## SHORT TASK
Copy every line of the listing exactly.

Collected data
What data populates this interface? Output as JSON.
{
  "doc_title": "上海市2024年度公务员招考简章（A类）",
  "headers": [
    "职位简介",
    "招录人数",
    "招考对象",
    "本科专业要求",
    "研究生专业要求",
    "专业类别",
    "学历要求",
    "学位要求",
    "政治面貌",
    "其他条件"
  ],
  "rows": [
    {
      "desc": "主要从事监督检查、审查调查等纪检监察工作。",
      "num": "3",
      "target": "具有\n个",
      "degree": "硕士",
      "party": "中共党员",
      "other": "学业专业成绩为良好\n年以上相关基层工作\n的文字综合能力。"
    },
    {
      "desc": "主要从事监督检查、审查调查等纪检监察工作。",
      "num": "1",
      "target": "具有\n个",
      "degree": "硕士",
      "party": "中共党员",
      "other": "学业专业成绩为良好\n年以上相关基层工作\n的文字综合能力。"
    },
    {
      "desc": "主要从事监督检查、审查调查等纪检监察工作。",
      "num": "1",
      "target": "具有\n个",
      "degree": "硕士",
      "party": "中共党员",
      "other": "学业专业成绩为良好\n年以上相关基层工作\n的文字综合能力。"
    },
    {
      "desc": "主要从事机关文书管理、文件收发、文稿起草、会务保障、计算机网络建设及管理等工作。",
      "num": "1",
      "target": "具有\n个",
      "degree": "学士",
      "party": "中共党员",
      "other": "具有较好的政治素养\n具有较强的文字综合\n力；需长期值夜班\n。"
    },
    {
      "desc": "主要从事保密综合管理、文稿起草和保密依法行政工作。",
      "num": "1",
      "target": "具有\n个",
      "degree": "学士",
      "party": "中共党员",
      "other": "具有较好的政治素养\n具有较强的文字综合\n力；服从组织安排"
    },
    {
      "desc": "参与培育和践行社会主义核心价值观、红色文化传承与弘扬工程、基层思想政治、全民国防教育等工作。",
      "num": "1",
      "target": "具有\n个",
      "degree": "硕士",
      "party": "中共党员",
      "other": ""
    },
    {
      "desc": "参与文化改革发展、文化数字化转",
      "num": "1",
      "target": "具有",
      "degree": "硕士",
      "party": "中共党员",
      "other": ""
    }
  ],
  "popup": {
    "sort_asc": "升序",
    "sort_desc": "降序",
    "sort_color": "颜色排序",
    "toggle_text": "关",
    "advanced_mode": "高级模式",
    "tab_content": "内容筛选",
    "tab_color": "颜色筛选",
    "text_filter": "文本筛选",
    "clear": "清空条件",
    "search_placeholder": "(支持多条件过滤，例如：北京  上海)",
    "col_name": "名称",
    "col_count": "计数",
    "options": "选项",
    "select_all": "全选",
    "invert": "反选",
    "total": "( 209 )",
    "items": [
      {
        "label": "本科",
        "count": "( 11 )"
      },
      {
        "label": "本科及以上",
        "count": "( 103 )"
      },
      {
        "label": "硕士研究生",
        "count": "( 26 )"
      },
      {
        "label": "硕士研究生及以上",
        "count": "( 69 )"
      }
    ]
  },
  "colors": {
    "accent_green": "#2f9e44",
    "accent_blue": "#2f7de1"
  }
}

## SOLUTION TO THIS PROBLEM
What data populates this interface? Output as JSON.
{
  "doc_title": "上海市2024年度公务员招考简章（A类）",
  "headers": [
    "职位简介",
    "招录人数",
    "招考对象",
    "本科专业要求",
    "研究生专业要求",
    "专业类别",
    "学历要求",
    "学位要求",
    "政治面貌",
    "其他条件"
  ],
  "rows": [
    {
      "desc": "主要从事监督检查、审查调查等纪检监察工作。",
      "num": "3",
      "target": "具有\n个",
      "degree": "硕士",
      "party": "中共党员",
      "other": "学业专业成绩为良好\n年以上相关基层工作\n的文字综合能力。"
    },
    {
      "desc": "主要从事监督检查、审查调查等纪检监察工作。",
      "num": "1",
      "target": "具有\n个",
      "degree": "硕士",
      "party": "中共党员",
      "other": "学业专业成绩为良好\n年以上相关基层工作\n的文字综合能力。"
    },
    {
      "desc": "主要从事监督检查、审查调查等纪检监察工作。",
      "num": "1",
      "target": "具有\n个",
      "degree": "硕士",
      "party": "中共党员",
      "other": "学业专业成绩为良好\n年以上相关基层工作\n的文字综合能力。"
    },
    {
      "desc": "主要从事机关文书管理、文件收发、文稿起草、会务保障、计算机网络建设及管理等工作。",
      "num": "1",
      "target": "具有\n个",
      "degree": "学士",
      "party": "中共党员",
      "other": "具有较好的政治素养\n具有较强的文字综合\n力；需长期值夜班\n。"
    },
    {
      "desc": "主要从事保密综合管理、文稿起草和保密依法行政工作。",
      "num": "1",
      "target": "具有\n个",
      "degree": "学士",
      "party": "中共党员",
      "other": "具有较好的政治素养\n具有较强的文字综合\n力；服从组织安排"
    },
    {
      "desc": "参与培育和践行社会主义核心价值观、红色文化传承与弘扬工程、基层思想政治、全民国防教育等工作。",
      "num": "1",
      "target": "具有\n个",
      "degree": "硕士",
      "party": "中共党员",
      "other": ""
    },
    {
      "desc": "参与文化改革发展、文化数字化转",
      "num": "1",
      "target": "具有",
      "degree": "硕士",
      "party": "中共党员",
      "other": ""
    }
  ],
  "popup": {
    "sort_asc": "升序",
    "sort_desc": "降序",
    "sort_color": "颜色排序",
    "toggle_text": "关",
    "advanced_mode": "高级模式",
    "tab_content": "内容筛选",
    "tab_color": "颜色筛选",
    "text_filter": "文本筛选",
    "clear": "清空条件",
    "search_placeholder": "(支持多条件过滤，例如：北京  上海)",
    "col_name": "名称",
    "col_count": "计数",
    "options": "选项",
    "select_all": "全选",
    "invert": "反选",
    "total": "( 209 )",
    "items": [
      {
        "label": "本科",
        "count": "( 11 )"
      },
      {
        "label": "本科及以上",
        "count": "( 103 )"
      },
      {
        "label": "硕士研究生",
        "count": "( 26 )"
      },
      {
        "label": "硕士研究生及以上",
        "count": "( 69 )"
      }
    ]
  },
  "colors": {
    "accent_green": "#2f9e44",
    "accent_blue": "#2f7de1"
  }
}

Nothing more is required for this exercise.